→ **PROBLEM DETAILS**
Search the material and gather each line with "name" in it.
☆ ☆ ☆ ☆ ☆ ☆ ☆
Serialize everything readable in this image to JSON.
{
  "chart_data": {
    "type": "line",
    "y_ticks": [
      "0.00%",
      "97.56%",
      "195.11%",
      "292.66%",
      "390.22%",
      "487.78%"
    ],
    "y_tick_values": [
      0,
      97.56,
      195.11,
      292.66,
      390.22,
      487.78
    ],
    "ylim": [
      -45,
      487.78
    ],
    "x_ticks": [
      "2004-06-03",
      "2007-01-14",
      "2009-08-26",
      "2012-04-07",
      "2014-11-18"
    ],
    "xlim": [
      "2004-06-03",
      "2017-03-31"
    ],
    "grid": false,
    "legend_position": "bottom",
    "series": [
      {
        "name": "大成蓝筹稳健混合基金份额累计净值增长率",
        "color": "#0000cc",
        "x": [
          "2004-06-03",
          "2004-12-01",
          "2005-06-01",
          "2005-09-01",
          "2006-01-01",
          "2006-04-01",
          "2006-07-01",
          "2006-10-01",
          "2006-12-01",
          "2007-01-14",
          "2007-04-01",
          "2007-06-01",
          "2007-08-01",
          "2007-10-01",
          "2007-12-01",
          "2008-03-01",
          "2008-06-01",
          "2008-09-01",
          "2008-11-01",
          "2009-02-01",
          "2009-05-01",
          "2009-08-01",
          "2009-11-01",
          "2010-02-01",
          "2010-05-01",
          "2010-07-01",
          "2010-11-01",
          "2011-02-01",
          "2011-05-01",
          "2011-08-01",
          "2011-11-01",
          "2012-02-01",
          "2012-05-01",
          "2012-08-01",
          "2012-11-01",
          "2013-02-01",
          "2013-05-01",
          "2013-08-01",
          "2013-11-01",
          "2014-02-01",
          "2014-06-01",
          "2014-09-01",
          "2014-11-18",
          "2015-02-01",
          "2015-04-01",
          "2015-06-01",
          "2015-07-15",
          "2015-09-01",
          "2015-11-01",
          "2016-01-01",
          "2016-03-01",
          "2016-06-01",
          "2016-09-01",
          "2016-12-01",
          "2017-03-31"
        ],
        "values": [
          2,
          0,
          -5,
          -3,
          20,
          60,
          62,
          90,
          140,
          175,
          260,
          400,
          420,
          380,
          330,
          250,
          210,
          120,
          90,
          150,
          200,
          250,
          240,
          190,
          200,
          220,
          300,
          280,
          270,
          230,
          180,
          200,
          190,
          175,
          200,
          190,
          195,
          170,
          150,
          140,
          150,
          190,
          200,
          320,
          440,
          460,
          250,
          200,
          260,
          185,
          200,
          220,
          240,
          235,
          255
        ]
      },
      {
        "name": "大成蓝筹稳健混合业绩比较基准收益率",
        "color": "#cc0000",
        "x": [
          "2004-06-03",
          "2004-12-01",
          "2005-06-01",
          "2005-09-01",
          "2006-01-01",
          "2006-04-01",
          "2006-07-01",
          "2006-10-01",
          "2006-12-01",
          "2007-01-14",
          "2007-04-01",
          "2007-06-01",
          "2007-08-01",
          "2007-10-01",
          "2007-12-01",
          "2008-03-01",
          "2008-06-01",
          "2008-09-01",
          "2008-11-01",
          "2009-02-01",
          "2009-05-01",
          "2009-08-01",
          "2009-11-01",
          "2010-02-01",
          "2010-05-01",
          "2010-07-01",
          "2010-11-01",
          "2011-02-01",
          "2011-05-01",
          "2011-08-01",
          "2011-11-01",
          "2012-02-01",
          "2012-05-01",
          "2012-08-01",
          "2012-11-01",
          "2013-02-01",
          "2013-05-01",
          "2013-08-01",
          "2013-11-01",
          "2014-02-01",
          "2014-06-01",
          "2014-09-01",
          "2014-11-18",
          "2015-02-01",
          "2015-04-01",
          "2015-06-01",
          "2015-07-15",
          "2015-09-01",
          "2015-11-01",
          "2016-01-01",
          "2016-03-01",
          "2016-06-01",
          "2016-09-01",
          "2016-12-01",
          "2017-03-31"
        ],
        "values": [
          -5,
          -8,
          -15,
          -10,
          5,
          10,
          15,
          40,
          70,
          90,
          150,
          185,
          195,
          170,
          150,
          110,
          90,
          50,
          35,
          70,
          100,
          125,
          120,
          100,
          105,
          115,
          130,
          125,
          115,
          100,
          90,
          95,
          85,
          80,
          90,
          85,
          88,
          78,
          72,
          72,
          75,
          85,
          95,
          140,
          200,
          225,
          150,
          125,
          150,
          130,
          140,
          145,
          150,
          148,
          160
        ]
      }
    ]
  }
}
☆ ☆ ☆ ☆ ☆ ☆ ☆
→ **ANSWER TO THIS PROBLEM**
        "name": "大成蓝筹稳健混合基金份额累计净值增长率",
        "name": "大成蓝筹稳健混合业绩比较基准收益率",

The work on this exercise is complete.